Records for this exercise
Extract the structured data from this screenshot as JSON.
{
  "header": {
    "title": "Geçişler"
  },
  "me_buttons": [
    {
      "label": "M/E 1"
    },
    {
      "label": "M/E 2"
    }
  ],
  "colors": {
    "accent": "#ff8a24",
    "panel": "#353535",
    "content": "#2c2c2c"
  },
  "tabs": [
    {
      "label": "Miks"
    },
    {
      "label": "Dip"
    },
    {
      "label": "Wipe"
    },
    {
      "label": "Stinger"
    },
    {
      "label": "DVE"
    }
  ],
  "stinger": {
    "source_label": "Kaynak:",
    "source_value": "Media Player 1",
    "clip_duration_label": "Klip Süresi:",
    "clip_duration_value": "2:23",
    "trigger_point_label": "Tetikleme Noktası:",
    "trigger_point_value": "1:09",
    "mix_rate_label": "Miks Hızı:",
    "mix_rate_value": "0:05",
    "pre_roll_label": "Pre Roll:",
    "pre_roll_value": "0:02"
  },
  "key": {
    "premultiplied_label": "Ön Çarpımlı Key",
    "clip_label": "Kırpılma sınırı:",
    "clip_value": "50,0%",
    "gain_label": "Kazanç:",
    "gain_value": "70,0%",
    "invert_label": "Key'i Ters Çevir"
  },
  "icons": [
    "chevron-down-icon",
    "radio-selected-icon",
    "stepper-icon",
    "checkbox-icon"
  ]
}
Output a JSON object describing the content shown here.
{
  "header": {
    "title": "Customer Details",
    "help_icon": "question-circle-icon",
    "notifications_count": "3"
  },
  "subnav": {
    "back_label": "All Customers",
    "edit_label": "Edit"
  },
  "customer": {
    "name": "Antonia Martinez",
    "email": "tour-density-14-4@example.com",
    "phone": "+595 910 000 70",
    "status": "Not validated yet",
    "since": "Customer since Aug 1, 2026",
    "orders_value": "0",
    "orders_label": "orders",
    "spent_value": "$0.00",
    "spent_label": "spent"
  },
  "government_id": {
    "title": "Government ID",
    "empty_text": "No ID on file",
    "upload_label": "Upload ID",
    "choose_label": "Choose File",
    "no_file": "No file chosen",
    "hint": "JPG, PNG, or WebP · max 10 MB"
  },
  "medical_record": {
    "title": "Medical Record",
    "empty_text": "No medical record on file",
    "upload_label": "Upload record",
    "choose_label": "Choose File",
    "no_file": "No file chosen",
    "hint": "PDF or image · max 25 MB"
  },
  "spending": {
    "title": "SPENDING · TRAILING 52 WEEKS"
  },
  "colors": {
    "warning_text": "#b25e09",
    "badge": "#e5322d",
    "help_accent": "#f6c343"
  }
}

Directive
Every line above should be printed again exactly as it stands.

Solution below
Extract the structured data from this screenshot as JSON.
{
  "header": {
    "title": "Geçişler"
  },
  "me_buttons": [
    {
      "label": "M/E 1"
    },
    {
      "label": "M/E 2"
    }
  ],
  "colors": {
    "accent": "#ff8a24",
    "panel": "#353535",
    "content": "#2c2c2c"
  },
  "tabs": [
    {
      "label": "Miks"
    },
    {
      "label": "Dip"
    },
    {
      "label": "Wipe"
    },
    {
      "label": "Stinger"
    },
    {
      "label": "DVE"
    }
  ],
  "stinger": {
    "source_label": "Kaynak:",
    "source_value": "Media Player 1",
    "clip_duration_label": "Klip Süresi:",
    "clip_duration_value": "2:23",
    "trigger_point_label": "Tetikleme Noktası:",
    "trigger_point_value": "1:09",
    "mix_rate_label": "Miks Hızı:",
    "mix_rate_value": "0:05",
    "pre_roll_label": "Pre Roll:",
    "pre_roll_value": "0:02"
  },
  "key": {
    "premultiplied_label": "Ön Çarpımlı Key",
    "clip_label": "Kırpılma sınırı:",
    "clip_value": "50,0%",
    "gain_label": "Kazanç:",
    "gain_value": "70,0%",
    "invert_label": "Key'i Ters Çevir"
  },
  "icons": [
    "chevron-down-icon",
    "radio-selected-icon",
    "stepper-icon",
    "checkbox-icon"
  ]
}
Output a JSON object describing the content shown here.
{
  "header": {
    "title": "Customer Details",
    "help_icon": "question-circle-icon",
    "notifications_count": "3"
  },
  "subnav": {
    "back_label": "All Customers",
    "edit_label": "Edit"
  },
  "customer": {
    "name": "Antonia Martinez",
    "email": "tour-density-14-4@example.com",
    "phone": "+595 910 000 70",
    "status": "Not validated yet",
    "since": "Customer since Aug 1, 2026",
    "orders_value": "0",
    "orders_label": "orders",
    "spent_value": "$0.00",
    "spent_label": "spent"
  },
  "government_id": {
    "title": "Government ID",
    "empty_text": "No ID on file",
    "upload_label": "Upload ID",
    "choose_label": "Choose File",
    "no_file": "No file chosen",
    "hint": "JPG, PNG, or WebP · max 10 MB"
  },
  "medical_record": {
    "title": "Medical Record",
    "empty_text": "No medical record on file",
    "upload_label": "Upload record",
    "choose_label": "Choose File",
    "no_file": "No file chosen",
    "hint": "PDF or image · max 25 MB"
  },
  "spending": {
    "title": "SPENDING · TRAILING 52 WEEKS"
  },
  "colors": {
    "warning_text": "#b25e09",
    "badge": "#e5322d",
    "help_accent": "#f6c343"
  }
}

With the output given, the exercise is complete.